Raw records:

---------------

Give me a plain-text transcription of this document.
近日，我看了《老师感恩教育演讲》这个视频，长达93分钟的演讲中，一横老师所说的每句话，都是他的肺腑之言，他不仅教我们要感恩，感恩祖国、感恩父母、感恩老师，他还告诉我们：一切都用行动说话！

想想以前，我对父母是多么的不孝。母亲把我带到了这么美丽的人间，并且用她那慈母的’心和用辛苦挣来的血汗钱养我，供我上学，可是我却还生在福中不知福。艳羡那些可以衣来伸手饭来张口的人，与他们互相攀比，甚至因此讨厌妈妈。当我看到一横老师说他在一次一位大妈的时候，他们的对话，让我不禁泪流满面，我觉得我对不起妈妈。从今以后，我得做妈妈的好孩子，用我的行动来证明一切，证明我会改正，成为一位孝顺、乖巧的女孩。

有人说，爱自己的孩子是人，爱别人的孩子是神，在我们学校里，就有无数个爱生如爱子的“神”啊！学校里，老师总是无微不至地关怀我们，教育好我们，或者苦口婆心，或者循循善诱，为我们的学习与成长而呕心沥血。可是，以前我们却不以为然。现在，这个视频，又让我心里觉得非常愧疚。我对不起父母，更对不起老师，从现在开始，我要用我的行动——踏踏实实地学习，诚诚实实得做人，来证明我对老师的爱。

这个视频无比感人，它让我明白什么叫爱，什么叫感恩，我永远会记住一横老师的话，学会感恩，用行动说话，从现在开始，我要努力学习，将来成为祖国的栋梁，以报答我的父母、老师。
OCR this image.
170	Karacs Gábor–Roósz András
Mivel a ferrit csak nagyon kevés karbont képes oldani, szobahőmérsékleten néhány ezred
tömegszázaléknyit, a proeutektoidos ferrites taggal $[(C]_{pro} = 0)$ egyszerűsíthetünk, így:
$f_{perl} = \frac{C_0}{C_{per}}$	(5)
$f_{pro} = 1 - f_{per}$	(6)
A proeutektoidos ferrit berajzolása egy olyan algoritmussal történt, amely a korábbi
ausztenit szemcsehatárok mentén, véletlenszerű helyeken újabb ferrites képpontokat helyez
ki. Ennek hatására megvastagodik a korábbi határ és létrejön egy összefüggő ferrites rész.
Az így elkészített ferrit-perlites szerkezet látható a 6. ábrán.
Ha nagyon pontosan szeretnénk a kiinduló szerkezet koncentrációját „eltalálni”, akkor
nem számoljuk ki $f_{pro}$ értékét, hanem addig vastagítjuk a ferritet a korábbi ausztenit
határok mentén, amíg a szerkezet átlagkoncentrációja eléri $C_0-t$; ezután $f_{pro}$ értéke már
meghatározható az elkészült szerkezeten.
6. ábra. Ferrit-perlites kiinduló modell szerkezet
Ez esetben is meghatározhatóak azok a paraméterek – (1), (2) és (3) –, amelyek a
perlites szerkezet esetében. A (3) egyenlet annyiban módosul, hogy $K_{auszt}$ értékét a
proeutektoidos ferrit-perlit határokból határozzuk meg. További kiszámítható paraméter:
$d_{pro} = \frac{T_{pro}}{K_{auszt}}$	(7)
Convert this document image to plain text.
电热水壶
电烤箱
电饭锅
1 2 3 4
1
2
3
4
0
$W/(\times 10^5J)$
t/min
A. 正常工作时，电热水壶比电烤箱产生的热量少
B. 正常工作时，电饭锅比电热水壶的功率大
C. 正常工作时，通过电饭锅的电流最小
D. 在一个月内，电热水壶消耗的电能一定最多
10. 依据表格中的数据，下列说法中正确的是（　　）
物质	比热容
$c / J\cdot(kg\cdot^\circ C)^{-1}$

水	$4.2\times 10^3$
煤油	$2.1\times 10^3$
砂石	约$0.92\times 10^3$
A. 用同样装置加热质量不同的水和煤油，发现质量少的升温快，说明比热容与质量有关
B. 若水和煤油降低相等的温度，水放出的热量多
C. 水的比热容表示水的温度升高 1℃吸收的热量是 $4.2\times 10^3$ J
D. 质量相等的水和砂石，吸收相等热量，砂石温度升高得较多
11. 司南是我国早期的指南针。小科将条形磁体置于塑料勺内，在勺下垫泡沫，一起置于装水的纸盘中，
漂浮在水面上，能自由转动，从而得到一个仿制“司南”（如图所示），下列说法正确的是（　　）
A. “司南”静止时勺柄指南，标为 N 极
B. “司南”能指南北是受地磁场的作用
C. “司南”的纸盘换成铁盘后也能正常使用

---------------

What you need to do: Copy out each line of the material that holds the word "proeutektoidos".

Exercise result:
tömegszázaléknyit, a proeutektoidos ferrites taggal $[(C]_{pro} = 0)$ egyszerűsíthetünk, így:
A proeutektoidos ferrit berajzolása egy olyan algoritmussal történt, amely a korábbi
proeutektoidos ferrit-perlit határokból határozzuk meg. További kiszámítható paraméter:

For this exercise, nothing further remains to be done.